Count how many lines of the entries below contain the word "second", treating uppercase and lowercase as distinct, and give only that number.

━━ DATA LISTING ━━

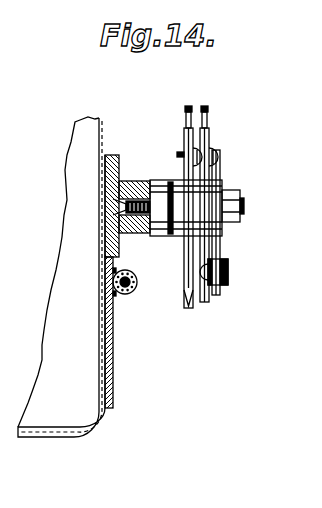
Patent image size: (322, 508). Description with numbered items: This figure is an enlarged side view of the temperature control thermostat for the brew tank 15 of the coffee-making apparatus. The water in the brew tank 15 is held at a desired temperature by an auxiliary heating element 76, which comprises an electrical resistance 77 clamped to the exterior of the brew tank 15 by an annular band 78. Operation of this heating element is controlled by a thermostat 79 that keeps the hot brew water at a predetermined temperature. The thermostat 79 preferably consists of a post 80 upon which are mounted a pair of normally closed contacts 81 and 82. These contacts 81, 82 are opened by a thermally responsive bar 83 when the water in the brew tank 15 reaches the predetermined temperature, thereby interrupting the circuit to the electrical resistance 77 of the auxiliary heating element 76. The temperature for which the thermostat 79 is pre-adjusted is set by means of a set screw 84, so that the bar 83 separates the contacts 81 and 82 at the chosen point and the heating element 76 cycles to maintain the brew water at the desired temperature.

━━━
━━ DATA LISTING ━━

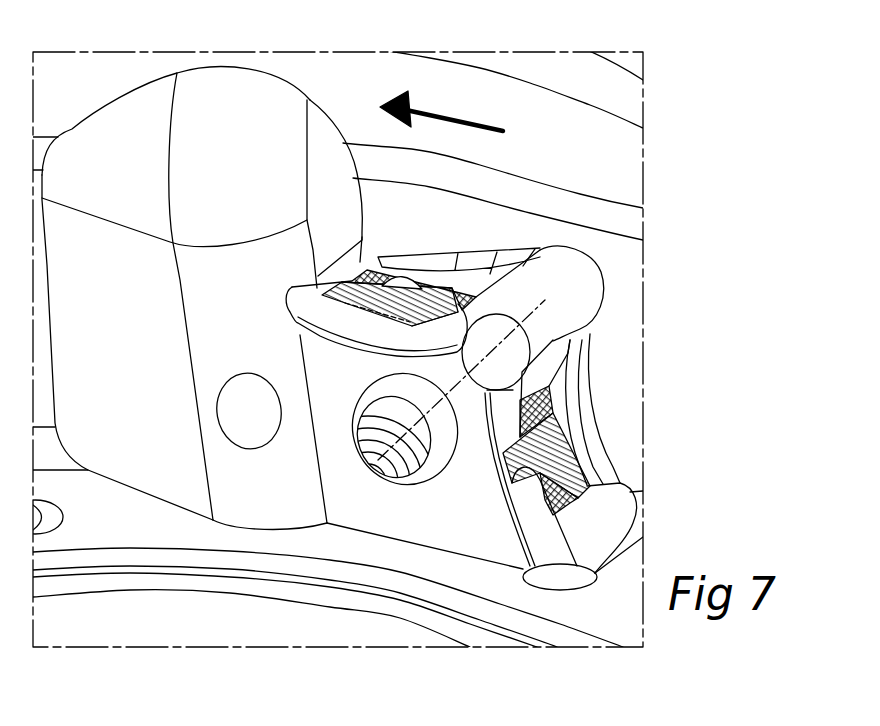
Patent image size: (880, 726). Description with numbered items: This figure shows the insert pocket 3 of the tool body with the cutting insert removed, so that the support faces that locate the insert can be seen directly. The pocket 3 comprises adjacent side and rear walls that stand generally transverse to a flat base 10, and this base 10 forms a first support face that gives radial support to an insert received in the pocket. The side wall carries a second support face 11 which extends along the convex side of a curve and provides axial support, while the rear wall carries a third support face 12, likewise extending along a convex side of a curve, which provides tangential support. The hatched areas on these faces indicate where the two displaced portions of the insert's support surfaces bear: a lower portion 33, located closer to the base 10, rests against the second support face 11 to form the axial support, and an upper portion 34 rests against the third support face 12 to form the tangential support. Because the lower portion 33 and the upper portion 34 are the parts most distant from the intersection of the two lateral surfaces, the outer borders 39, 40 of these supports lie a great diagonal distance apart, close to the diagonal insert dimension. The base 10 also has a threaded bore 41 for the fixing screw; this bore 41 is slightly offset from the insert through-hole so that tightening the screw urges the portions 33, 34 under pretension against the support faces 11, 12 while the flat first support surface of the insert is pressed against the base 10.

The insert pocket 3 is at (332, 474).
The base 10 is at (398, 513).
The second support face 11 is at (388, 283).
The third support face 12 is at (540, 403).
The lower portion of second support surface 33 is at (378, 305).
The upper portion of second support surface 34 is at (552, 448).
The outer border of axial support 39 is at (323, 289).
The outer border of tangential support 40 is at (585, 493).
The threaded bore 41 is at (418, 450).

━━━

* **CORRECT OUTPUT**
4